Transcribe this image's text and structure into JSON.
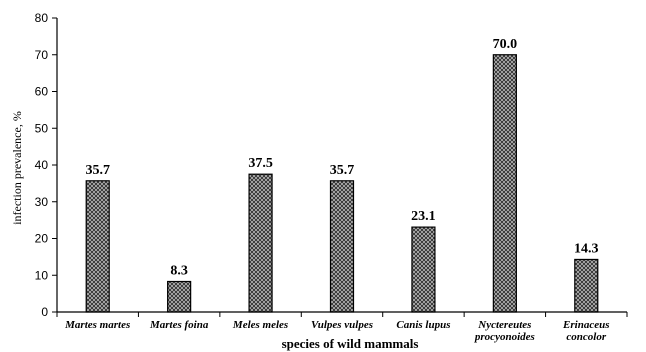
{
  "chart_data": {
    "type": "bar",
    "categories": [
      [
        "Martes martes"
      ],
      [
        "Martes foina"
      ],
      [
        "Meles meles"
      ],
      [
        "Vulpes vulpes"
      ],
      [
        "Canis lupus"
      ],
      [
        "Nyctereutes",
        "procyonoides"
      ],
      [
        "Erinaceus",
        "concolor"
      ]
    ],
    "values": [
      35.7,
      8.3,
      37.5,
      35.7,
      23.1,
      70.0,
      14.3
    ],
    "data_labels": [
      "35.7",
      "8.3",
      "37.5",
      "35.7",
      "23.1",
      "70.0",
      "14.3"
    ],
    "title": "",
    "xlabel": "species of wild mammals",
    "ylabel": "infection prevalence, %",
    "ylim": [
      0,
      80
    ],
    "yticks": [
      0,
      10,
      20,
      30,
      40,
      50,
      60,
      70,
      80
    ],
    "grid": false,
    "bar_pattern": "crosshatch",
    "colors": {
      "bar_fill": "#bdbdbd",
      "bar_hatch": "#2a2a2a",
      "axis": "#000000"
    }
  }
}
—————
Repeat the data exactly in full, omitting its pictures.

## Written response
Transcribe this image's text and structure into JSON.
{
  "chart_data": {
    "type": "bar",
    "categories": [
      [
        "Martes martes"
      ],
      [
        "Martes foina"
      ],
      [
        "Meles meles"
      ],
      [
        "Vulpes vulpes"
      ],
      [
        "Canis lupus"
      ],
      [
        "Nyctereutes",
        "procyonoides"
      ],
      [
        "Erinaceus",
        "concolor"
      ]
    ],
    "values": [
      35.7,
      8.3,
      37.5,
      35.7,
      23.1,
      70.0,
      14.3
    ],
    "data_labels": [
      "35.7",
      "8.3",
      "37.5",
      "35.7",
      "23.1",
      "70.0",
      "14.3"
    ],
    "title": "",
    "xlabel": "species of wild mammals",
    "ylabel": "infection prevalence, %",
    "ylim": [
      0,
      80
    ],
    "yticks": [
      0,
      10,
      20,
      30,
      40,
      50,
      60,
      70,
      80
    ],
    "grid": false,
    "bar_pattern": "crosshatch",
    "colors": {
      "bar_fill": "#bdbdbd",
      "bar_hatch": "#2a2a2a",
      "axis": "#000000"
    }
  }
}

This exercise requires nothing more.